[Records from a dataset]
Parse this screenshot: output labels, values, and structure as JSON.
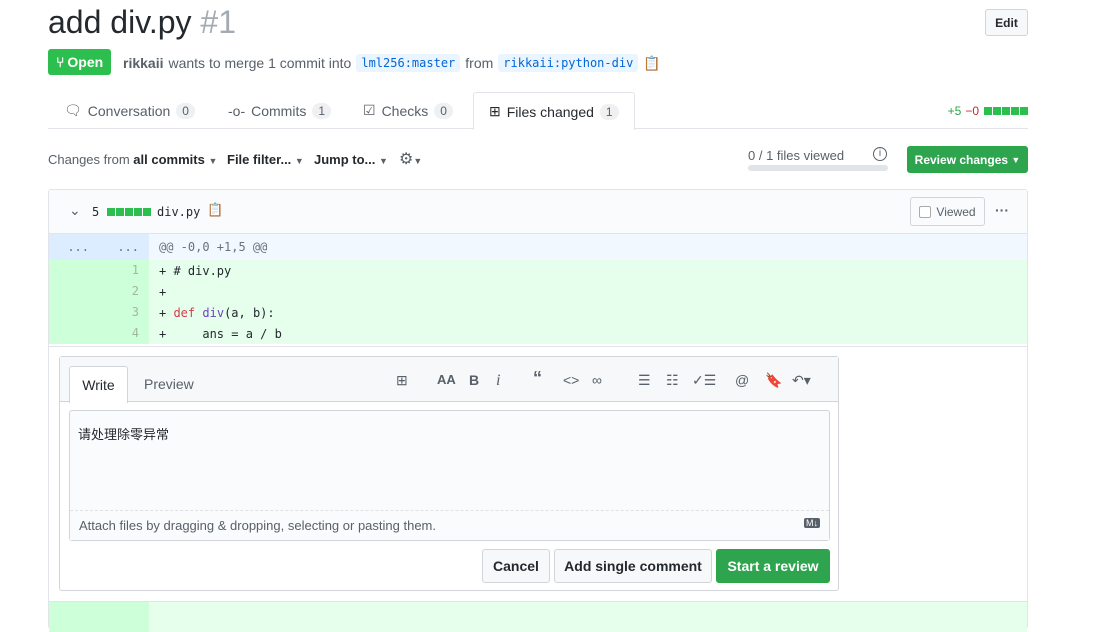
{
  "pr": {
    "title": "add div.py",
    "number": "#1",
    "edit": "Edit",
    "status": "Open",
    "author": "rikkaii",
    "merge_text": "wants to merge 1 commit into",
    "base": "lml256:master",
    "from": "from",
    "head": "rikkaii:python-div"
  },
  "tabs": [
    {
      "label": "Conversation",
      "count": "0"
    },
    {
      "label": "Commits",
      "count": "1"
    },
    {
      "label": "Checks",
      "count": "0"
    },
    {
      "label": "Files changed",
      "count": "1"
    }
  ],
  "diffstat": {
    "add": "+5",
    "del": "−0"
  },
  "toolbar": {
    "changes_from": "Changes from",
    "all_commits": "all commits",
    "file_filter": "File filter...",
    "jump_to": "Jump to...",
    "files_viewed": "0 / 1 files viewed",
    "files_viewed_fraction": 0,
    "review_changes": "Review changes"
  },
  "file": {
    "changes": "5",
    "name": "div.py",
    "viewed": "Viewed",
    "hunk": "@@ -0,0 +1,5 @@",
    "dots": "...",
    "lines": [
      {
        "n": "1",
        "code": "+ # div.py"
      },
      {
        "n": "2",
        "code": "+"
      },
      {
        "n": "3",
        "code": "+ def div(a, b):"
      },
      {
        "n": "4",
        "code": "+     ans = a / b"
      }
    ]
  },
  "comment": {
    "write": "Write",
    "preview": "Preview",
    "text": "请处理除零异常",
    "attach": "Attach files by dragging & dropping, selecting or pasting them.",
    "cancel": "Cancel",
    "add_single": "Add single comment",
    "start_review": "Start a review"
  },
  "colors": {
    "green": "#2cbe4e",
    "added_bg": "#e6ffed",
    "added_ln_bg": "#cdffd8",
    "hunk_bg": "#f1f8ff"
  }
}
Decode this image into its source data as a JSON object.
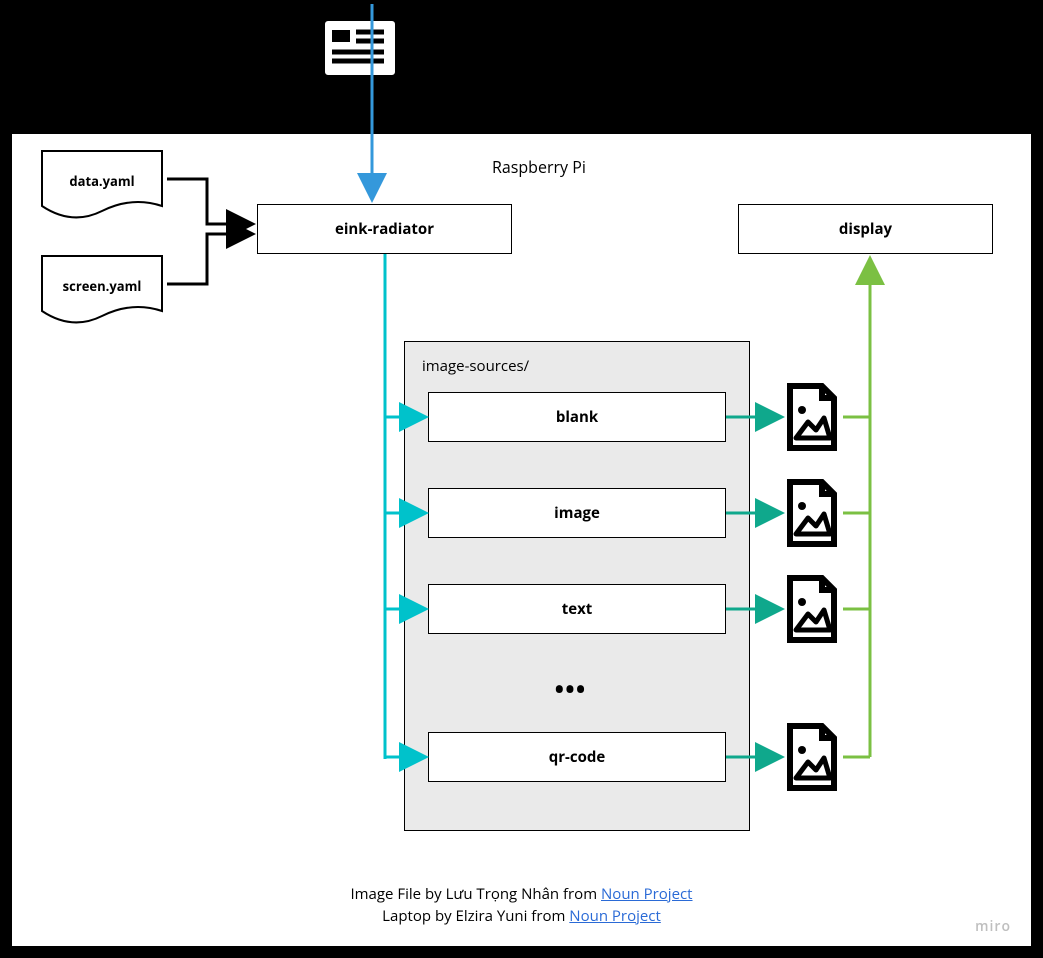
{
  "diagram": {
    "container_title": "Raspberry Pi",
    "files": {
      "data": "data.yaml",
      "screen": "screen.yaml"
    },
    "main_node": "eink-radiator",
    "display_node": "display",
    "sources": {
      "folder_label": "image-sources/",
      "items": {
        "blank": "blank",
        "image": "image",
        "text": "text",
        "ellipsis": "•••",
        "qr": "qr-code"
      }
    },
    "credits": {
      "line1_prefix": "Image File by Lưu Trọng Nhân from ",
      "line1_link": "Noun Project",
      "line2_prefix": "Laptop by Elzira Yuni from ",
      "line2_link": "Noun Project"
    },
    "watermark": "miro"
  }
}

> **REQUIRED WORK**: Only the lines from the one that holds "Decode this image" through the end of the records above should be printed again, exactly as they are. Leave out the pictures.

> **RESULT FOR THIS EXERCISE**:
Decode this image into its source data as a JSON object.
{
  "diagram": {
    "container_title": "Raspberry Pi",
    "files": {
      "data": "data.yaml",
      "screen": "screen.yaml"
    },
    "main_node": "eink-radiator",
    "display_node": "display",
    "sources": {
      "folder_label": "image-sources/",
      "items": {
        "blank": "blank",
        "image": "image",
        "text": "text",
        "ellipsis": "•••",
        "qr": "qr-code"
      }
    },
    "credits": {
      "line1_prefix": "Image File by Lưu Trọng Nhân from ",
      "line1_link": "Noun Project",
      "line2_prefix": "Laptop by Elzira Yuni from ",
      "line2_link": "Noun Project"
    },
    "watermark": "miro"
  }
}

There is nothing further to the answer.